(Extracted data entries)
= = = = = = =

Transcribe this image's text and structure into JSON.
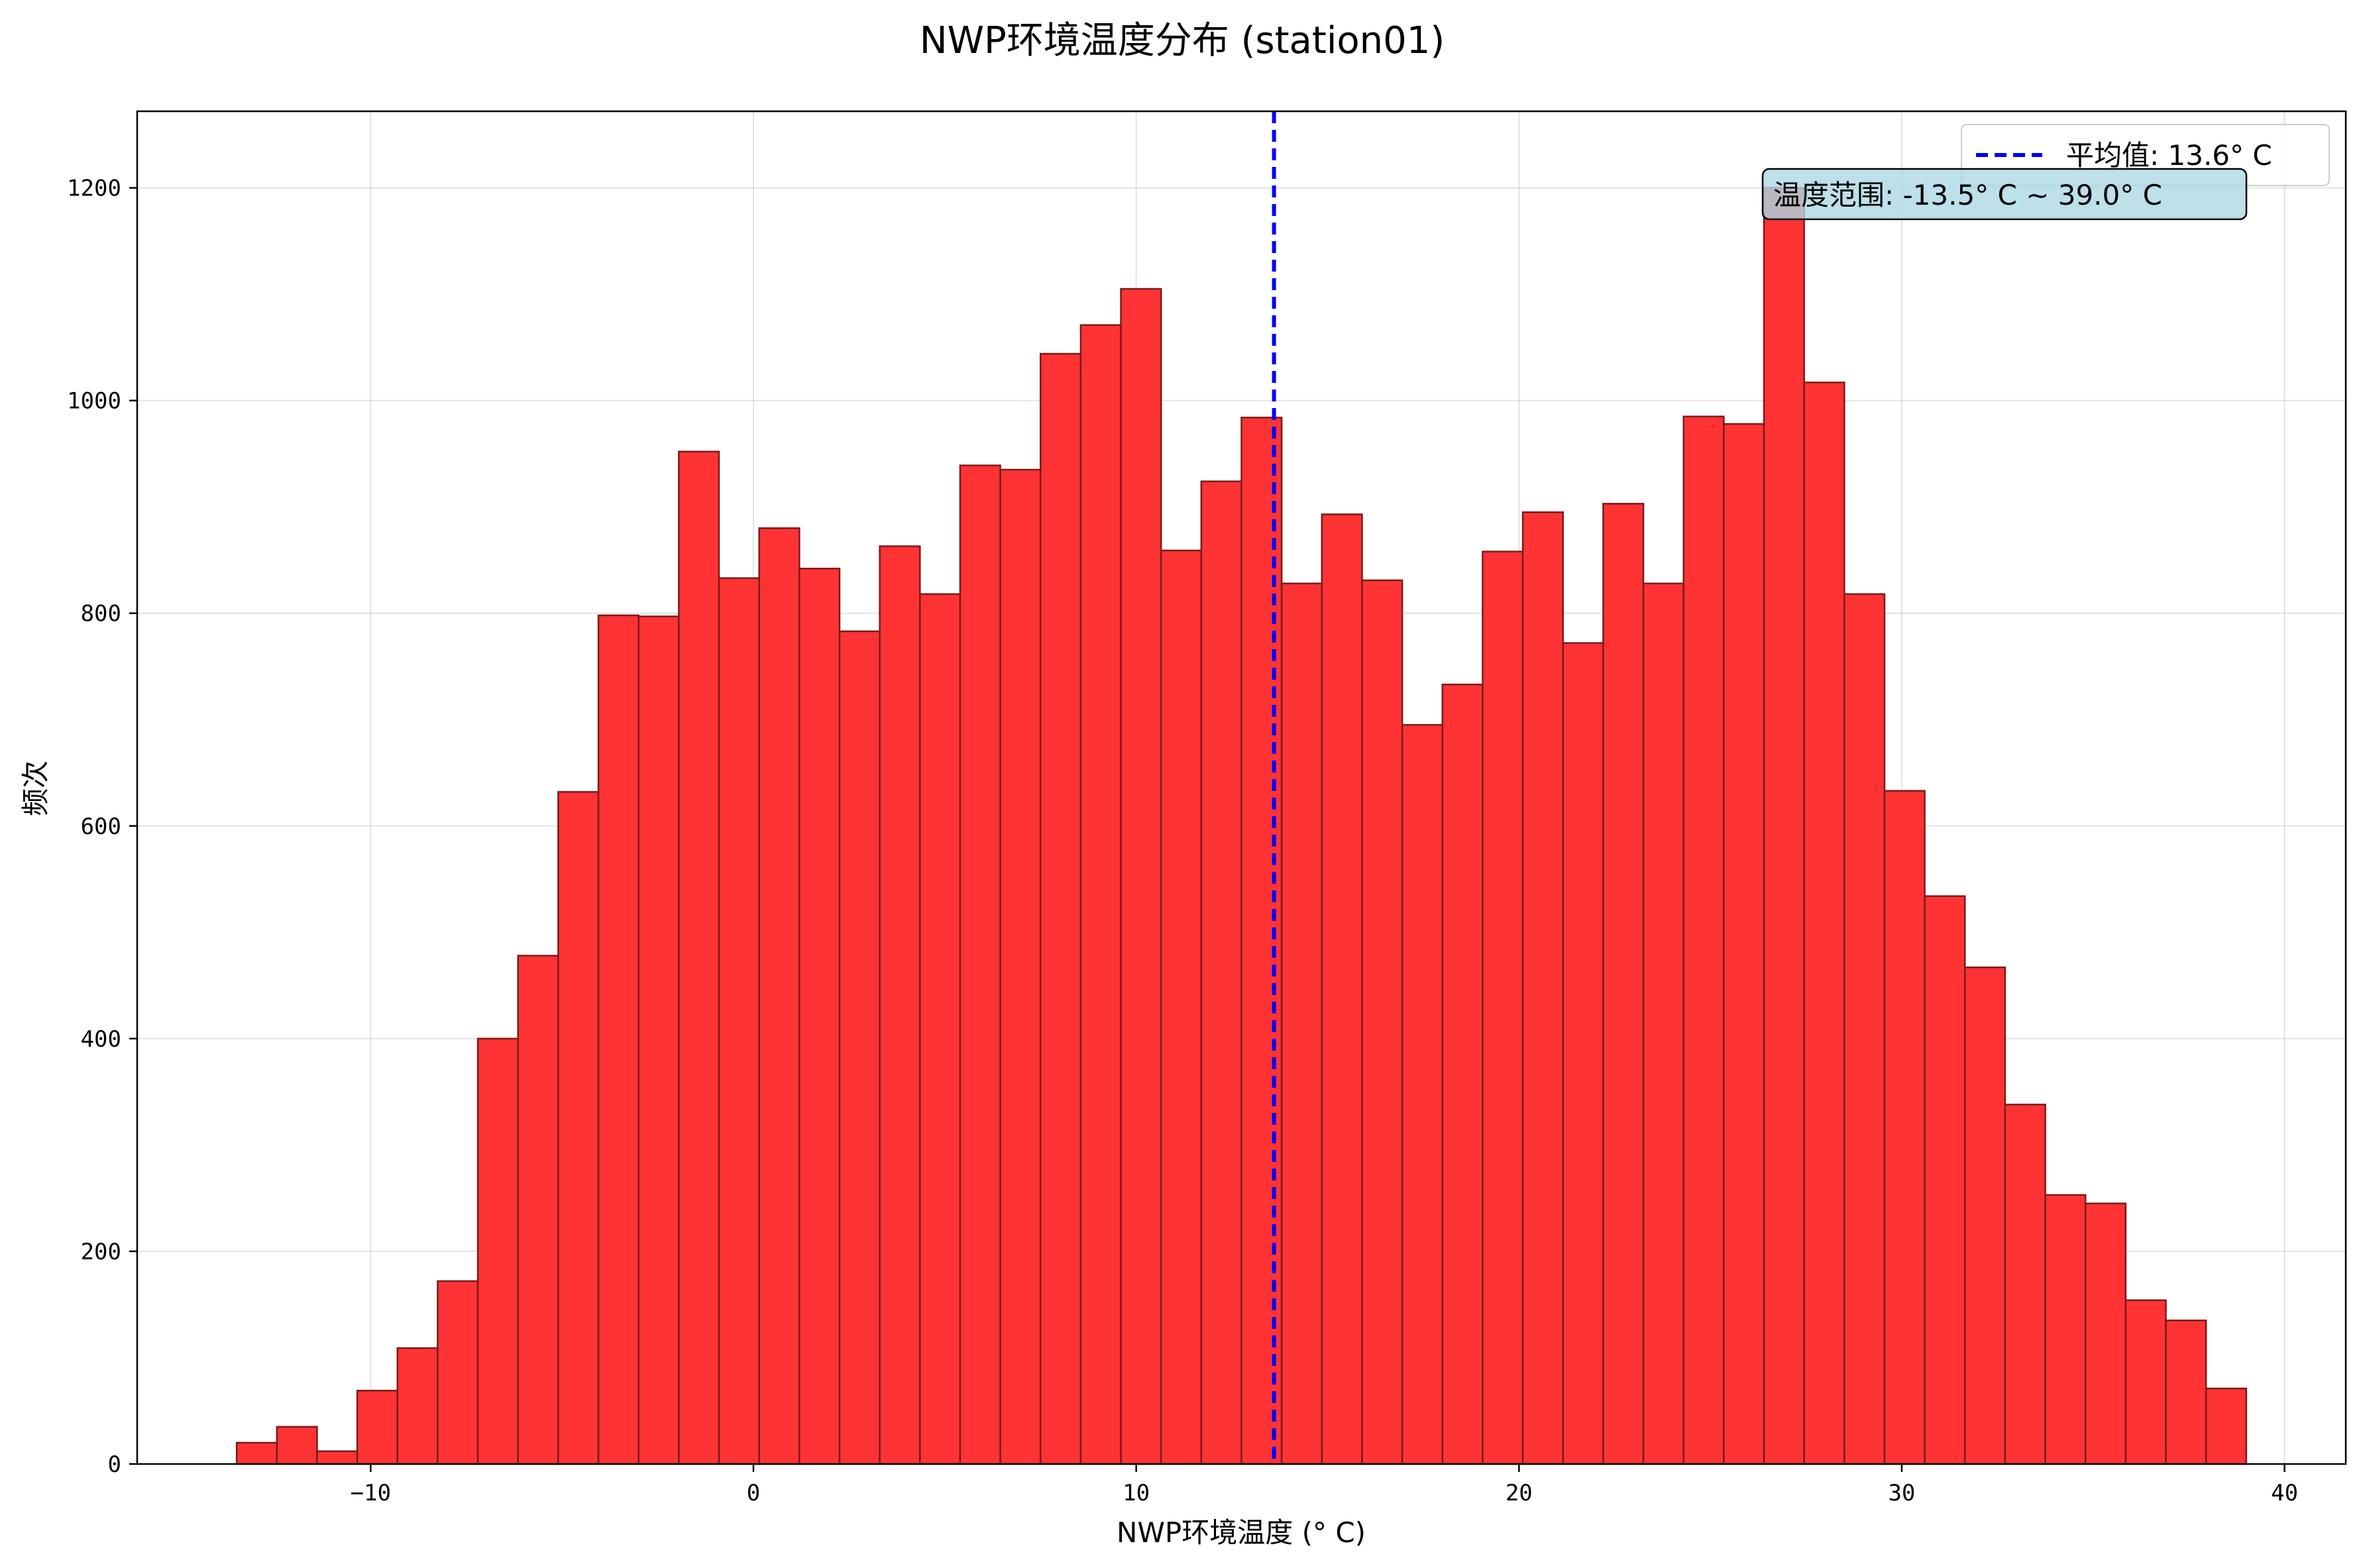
{
  "chart_data": {
    "type": "bar",
    "title": "NWP环境温度分布 (station01)",
    "xlabel": "NWP环境温度 (° C)",
    "ylabel": "频次",
    "xlim": [
      -16.1,
      41.6
    ],
    "ylim": [
      0,
      1272
    ],
    "xticks": [
      -10,
      0,
      10,
      20,
      30,
      40
    ],
    "xtick_labels": [
      "−10",
      "0",
      "10",
      "20",
      "30",
      "40"
    ],
    "yticks": [
      0,
      200,
      400,
      600,
      800,
      1000,
      1200
    ],
    "ytick_labels": [
      "0",
      "200",
      "400",
      "600",
      "800",
      "1000",
      "1200"
    ],
    "grid": true,
    "legend_position": "top-right",
    "bar_color": "#ff3333",
    "bar_edge_color": "#7a1a1a",
    "mean_line_color": "#0000ff",
    "annotation_bg": "#add8e6",
    "bin_start": -13.5,
    "bin_width": 1.05,
    "values": [
      20,
      35,
      12,
      69,
      109,
      172,
      400,
      478,
      632,
      798,
      797,
      952,
      833,
      880,
      842,
      783,
      863,
      818,
      939,
      935,
      1044,
      1071,
      1105,
      859,
      924,
      984,
      828,
      893,
      831,
      695,
      733,
      858,
      895,
      772,
      903,
      828,
      985,
      978,
      1200,
      1017,
      818,
      633,
      534,
      467,
      338,
      253,
      245,
      154,
      135,
      71
    ],
    "mean": 13.6,
    "legend": {
      "mean_label": "平均值: 13.6° C"
    },
    "annotation": {
      "text": "温度范围: -13.5° C ~ 39.0° C"
    }
  }
}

= = = = = = =

◆ REQUIRED TASK ◆
Quote all the records verbatim, dropping any pictures from your copy.

◆ WORKED SOLUTION ◆
Transcribe this image's text and structure into JSON.
{
  "chart_data": {
    "type": "bar",
    "title": "NWP环境温度分布 (station01)",
    "xlabel": "NWP环境温度 (° C)",
    "ylabel": "频次",
    "xlim": [
      -16.1,
      41.6
    ],
    "ylim": [
      0,
      1272
    ],
    "xticks": [
      -10,
      0,
      10,
      20,
      30,
      40
    ],
    "xtick_labels": [
      "−10",
      "0",
      "10",
      "20",
      "30",
      "40"
    ],
    "yticks": [
      0,
      200,
      400,
      600,
      800,
      1000,
      1200
    ],
    "ytick_labels": [
      "0",
      "200",
      "400",
      "600",
      "800",
      "1000",
      "1200"
    ],
    "grid": true,
    "legend_position": "top-right",
    "bar_color": "#ff3333",
    "bar_edge_color": "#7a1a1a",
    "mean_line_color": "#0000ff",
    "annotation_bg": "#add8e6",
    "bin_start": -13.5,
    "bin_width": 1.05,
    "values": [
      20,
      35,
      12,
      69,
      109,
      172,
      400,
      478,
      632,
      798,
      797,
      952,
      833,
      880,
      842,
      783,
      863,
      818,
      939,
      935,
      1044,
      1071,
      1105,
      859,
      924,
      984,
      828,
      893,
      831,
      695,
      733,
      858,
      895,
      772,
      903,
      828,
      985,
      978,
      1200,
      1017,
      818,
      633,
      534,
      467,
      338,
      253,
      245,
      154,
      135,
      71
    ],
    "mean": 13.6,
    "legend": {
      "mean_label": "平均值: 13.6° C"
    },
    "annotation": {
      "text": "温度范围: -13.5° C ~ 39.0° C"
    }
  }
}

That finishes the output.